Layout element annotations
■ ■ ■ ■ ■ ■ ■

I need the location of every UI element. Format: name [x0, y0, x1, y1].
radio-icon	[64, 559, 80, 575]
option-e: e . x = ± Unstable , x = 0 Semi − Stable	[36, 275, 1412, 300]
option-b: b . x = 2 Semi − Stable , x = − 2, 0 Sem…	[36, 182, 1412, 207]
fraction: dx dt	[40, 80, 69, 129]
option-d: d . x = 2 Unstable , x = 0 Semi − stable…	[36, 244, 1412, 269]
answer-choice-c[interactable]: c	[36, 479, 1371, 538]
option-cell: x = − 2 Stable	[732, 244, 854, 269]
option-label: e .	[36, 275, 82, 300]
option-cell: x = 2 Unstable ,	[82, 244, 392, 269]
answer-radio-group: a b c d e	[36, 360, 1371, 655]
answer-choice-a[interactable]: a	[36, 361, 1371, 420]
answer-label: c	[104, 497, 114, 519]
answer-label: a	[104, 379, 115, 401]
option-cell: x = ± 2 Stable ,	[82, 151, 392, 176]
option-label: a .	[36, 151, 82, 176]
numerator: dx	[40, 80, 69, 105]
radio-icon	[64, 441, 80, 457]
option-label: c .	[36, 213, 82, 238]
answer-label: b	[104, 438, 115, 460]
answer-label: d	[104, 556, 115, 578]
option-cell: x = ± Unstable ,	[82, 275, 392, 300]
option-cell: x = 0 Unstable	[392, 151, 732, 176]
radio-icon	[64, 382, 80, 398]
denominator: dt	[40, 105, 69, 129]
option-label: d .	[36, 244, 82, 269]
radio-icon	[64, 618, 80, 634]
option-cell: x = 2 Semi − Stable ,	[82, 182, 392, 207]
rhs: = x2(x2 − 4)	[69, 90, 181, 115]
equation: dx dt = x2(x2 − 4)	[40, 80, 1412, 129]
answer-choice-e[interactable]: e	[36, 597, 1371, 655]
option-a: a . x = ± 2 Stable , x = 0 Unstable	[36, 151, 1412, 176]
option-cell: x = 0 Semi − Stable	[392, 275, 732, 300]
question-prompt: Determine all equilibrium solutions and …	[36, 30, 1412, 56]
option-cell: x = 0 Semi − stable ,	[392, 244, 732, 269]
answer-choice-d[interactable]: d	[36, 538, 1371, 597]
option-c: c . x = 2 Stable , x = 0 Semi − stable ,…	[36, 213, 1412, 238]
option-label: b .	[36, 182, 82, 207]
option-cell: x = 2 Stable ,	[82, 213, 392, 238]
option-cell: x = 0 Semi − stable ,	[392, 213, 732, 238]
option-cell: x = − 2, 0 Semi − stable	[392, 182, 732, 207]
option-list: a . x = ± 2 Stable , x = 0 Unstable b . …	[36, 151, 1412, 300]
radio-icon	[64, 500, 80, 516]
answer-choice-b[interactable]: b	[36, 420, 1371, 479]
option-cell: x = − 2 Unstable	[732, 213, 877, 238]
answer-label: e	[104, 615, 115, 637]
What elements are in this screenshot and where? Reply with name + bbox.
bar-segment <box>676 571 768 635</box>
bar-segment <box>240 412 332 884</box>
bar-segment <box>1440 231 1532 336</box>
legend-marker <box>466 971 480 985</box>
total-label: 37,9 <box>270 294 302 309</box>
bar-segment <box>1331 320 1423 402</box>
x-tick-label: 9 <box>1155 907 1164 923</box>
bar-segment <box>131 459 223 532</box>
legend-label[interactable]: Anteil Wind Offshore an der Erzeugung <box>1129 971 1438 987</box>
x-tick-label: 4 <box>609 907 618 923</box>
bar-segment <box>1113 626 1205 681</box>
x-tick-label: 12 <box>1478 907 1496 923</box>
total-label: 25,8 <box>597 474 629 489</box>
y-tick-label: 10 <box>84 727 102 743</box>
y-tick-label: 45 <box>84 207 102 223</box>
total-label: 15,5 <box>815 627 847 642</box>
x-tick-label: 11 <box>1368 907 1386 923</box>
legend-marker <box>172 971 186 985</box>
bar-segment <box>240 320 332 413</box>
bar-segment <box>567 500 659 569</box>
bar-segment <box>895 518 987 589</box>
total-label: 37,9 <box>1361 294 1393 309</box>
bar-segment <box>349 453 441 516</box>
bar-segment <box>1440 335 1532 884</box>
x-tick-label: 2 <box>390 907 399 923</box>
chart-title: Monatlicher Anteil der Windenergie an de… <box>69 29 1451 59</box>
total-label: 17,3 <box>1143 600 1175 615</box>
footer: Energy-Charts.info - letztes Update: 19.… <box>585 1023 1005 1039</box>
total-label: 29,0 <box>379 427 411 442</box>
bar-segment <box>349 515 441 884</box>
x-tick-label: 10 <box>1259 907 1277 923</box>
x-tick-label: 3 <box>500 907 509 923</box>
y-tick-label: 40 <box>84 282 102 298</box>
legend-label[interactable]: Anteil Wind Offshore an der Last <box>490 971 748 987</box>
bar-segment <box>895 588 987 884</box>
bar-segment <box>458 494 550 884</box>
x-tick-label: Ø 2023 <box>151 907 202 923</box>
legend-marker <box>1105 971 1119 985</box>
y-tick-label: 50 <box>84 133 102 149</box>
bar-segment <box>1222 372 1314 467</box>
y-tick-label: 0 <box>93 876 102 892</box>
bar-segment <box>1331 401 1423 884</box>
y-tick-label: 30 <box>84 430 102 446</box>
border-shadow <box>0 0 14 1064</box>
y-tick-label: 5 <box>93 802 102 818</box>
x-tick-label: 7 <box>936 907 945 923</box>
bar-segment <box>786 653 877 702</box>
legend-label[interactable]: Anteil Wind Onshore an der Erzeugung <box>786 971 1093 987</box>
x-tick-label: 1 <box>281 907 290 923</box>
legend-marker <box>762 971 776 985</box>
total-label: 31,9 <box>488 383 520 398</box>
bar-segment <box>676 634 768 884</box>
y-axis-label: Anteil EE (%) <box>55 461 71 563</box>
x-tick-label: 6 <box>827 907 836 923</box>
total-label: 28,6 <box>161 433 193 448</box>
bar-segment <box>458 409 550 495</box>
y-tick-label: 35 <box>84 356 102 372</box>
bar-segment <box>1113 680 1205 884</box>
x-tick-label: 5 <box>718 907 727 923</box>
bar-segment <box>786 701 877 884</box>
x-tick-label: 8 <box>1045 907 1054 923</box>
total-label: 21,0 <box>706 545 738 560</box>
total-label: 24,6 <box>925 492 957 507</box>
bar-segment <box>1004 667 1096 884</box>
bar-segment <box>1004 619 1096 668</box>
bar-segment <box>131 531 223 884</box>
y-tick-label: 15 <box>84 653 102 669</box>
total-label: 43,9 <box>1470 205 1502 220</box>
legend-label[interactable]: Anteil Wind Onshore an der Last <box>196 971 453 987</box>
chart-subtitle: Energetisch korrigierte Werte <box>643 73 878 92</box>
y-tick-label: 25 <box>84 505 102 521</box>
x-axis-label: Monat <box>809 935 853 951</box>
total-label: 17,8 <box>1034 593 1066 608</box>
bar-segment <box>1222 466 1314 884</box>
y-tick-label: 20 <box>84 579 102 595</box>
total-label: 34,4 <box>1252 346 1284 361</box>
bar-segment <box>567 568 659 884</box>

■ ■ ■ ■ ■ ■ ■

### Stated problem
Copy out every line of all the items above word for word, with no changes.

### Solution for this task
I need the location of every UI element. Format: name [x0, y0, x1, y1].
radio-icon	[64, 559, 80, 575]
option-e: e . x = ± Unstable , x = 0 Semi − Stable	[36, 275, 1412, 300]
option-b: b . x = 2 Semi − Stable , x = − 2, 0 Sem…	[36, 182, 1412, 207]
fraction: dx dt	[40, 80, 69, 129]
option-d: d . x = 2 Unstable , x = 0 Semi − stable…	[36, 244, 1412, 269]
answer-choice-c[interactable]: c	[36, 479, 1371, 538]
option-cell: x = − 2 Stable	[732, 244, 854, 269]
option-label: e .	[36, 275, 82, 300]
option-cell: x = 2 Unstable ,	[82, 244, 392, 269]
answer-radio-group: a b c d e	[36, 360, 1371, 655]
answer-choice-a[interactable]: a	[36, 361, 1371, 420]
answer-label: c	[104, 497, 114, 519]
answer-label: a	[104, 379, 115, 401]
option-cell: x = ± 2 Stable ,	[82, 151, 392, 176]
option-label: a .	[36, 151, 82, 176]
numerator: dx	[40, 80, 69, 105]
radio-icon	[64, 441, 80, 457]
option-label: c .	[36, 213, 82, 238]
answer-label: b	[104, 438, 115, 460]
answer-label: d	[104, 556, 115, 578]
option-cell: x = ± Unstable ,	[82, 275, 392, 300]
option-cell: x = 0 Unstable	[392, 151, 732, 176]
radio-icon	[64, 382, 80, 398]
denominator: dt	[40, 105, 69, 129]
option-label: d .	[36, 244, 82, 269]
radio-icon	[64, 618, 80, 634]
option-cell: x = 2 Semi − Stable ,	[82, 182, 392, 207]
rhs: = x2(x2 − 4)	[69, 90, 181, 115]
equation: dx dt = x2(x2 − 4)	[40, 80, 1412, 129]
answer-choice-e[interactable]: e	[36, 597, 1371, 655]
option-a: a . x = ± 2 Stable , x = 0 Unstable	[36, 151, 1412, 176]
option-cell: x = 0 Semi − Stable	[392, 275, 732, 300]
question-prompt: Determine all equilibrium solutions and …	[36, 30, 1412, 56]
option-cell: x = 0 Semi − stable ,	[392, 244, 732, 269]
answer-choice-d[interactable]: d	[36, 538, 1371, 597]
option-c: c . x = 2 Stable , x = 0 Semi − stable ,…	[36, 213, 1412, 238]
option-label: b .	[36, 182, 82, 207]
option-cell: x = 2 Stable ,	[82, 213, 392, 238]
option-cell: x = 0 Semi − stable ,	[392, 213, 732, 238]
option-cell: x = − 2, 0 Semi − stable	[392, 182, 732, 207]
option-list: a . x = ± 2 Stable , x = 0 Unstable b . …	[36, 151, 1412, 300]
radio-icon	[64, 500, 80, 516]
answer-choice-b[interactable]: b	[36, 420, 1371, 479]
option-cell: x = − 2 Unstable	[732, 213, 877, 238]
answer-label: e	[104, 615, 115, 637]
What elements are in this screenshot and where? Reply with name + bbox.
bar-segment <box>676 571 768 635</box>
bar-segment <box>240 412 332 884</box>
bar-segment <box>1440 231 1532 336</box>
legend-marker <box>466 971 480 985</box>
total-label: 37,9 <box>270 294 302 309</box>
bar-segment <box>1331 320 1423 402</box>
x-tick-label: 9 <box>1155 907 1164 923</box>
bar-segment <box>131 459 223 532</box>
legend-label[interactable]: Anteil Wind Offshore an der Erzeugung <box>1129 971 1438 987</box>
x-tick-label: 4 <box>609 907 618 923</box>
bar-segment <box>1113 626 1205 681</box>
x-tick-label: 12 <box>1478 907 1496 923</box>
total-label: 25,8 <box>597 474 629 489</box>
y-tick-label: 10 <box>84 727 102 743</box>
y-tick-label: 45 <box>84 207 102 223</box>
total-label: 15,5 <box>815 627 847 642</box>
x-tick-label: 11 <box>1368 907 1386 923</box>
legend-marker <box>172 971 186 985</box>
bar-segment <box>240 320 332 413</box>
bar-segment <box>567 500 659 569</box>
bar-segment <box>895 518 987 589</box>
total-label: 37,9 <box>1361 294 1393 309</box>
bar-segment <box>349 453 441 516</box>
bar-segment <box>1440 335 1532 884</box>
x-tick-label: 2 <box>390 907 399 923</box>
chart-title: Monatlicher Anteil der Windenergie an de… <box>69 29 1451 59</box>
total-label: 17,3 <box>1143 600 1175 615</box>
footer: Energy-Charts.info - letztes Update: 19.… <box>585 1023 1005 1039</box>
total-label: 29,0 <box>379 427 411 442</box>
bar-segment <box>349 515 441 884</box>
x-tick-label: 10 <box>1259 907 1277 923</box>
x-tick-label: 3 <box>500 907 509 923</box>
y-tick-label: 40 <box>84 282 102 298</box>
legend-label[interactable]: Anteil Wind Offshore an der Last <box>490 971 748 987</box>
bar-segment <box>895 588 987 884</box>
bar-segment <box>458 494 550 884</box>
x-tick-label: Ø 2023 <box>151 907 202 923</box>
legend-marker <box>1105 971 1119 985</box>
y-tick-label: 50 <box>84 133 102 149</box>
bar-segment <box>1222 372 1314 467</box>
y-tick-label: 0 <box>93 876 102 892</box>
bar-segment <box>1331 401 1423 884</box>
y-tick-label: 30 <box>84 430 102 446</box>
border-shadow <box>0 0 14 1064</box>
y-tick-label: 5 <box>93 802 102 818</box>
x-tick-label: 7 <box>936 907 945 923</box>
bar-segment <box>786 653 877 702</box>
legend-label[interactable]: Anteil Wind Onshore an der Erzeugung <box>786 971 1093 987</box>
x-tick-label: 1 <box>281 907 290 923</box>
legend-marker <box>762 971 776 985</box>
total-label: 31,9 <box>488 383 520 398</box>
bar-segment <box>676 634 768 884</box>
y-axis-label: Anteil EE (%) <box>55 461 71 563</box>
x-tick-label: 6 <box>827 907 836 923</box>
total-label: 28,6 <box>161 433 193 448</box>
bar-segment <box>458 409 550 495</box>
y-tick-label: 35 <box>84 356 102 372</box>
bar-segment <box>1113 680 1205 884</box>
x-tick-label: 5 <box>718 907 727 923</box>
bar-segment <box>786 701 877 884</box>
x-tick-label: 8 <box>1045 907 1054 923</box>
total-label: 21,0 <box>706 545 738 560</box>
total-label: 24,6 <box>925 492 957 507</box>
bar-segment <box>1004 667 1096 884</box>
bar-segment <box>1004 619 1096 668</box>
bar-segment <box>131 531 223 884</box>
y-tick-label: 15 <box>84 653 102 669</box>
total-label: 43,9 <box>1470 205 1502 220</box>
legend-label[interactable]: Anteil Wind Onshore an der Last <box>196 971 453 987</box>
chart-subtitle: Energetisch korrigierte Werte <box>643 73 878 92</box>
y-tick-label: 25 <box>84 505 102 521</box>
x-axis-label: Monat <box>809 935 853 951</box>
total-label: 17,8 <box>1034 593 1066 608</box>
bar-segment <box>1222 466 1314 884</box>
y-tick-label: 20 <box>84 579 102 595</box>
total-label: 34,4 <box>1252 346 1284 361</box>
bar-segment <box>567 568 659 884</box>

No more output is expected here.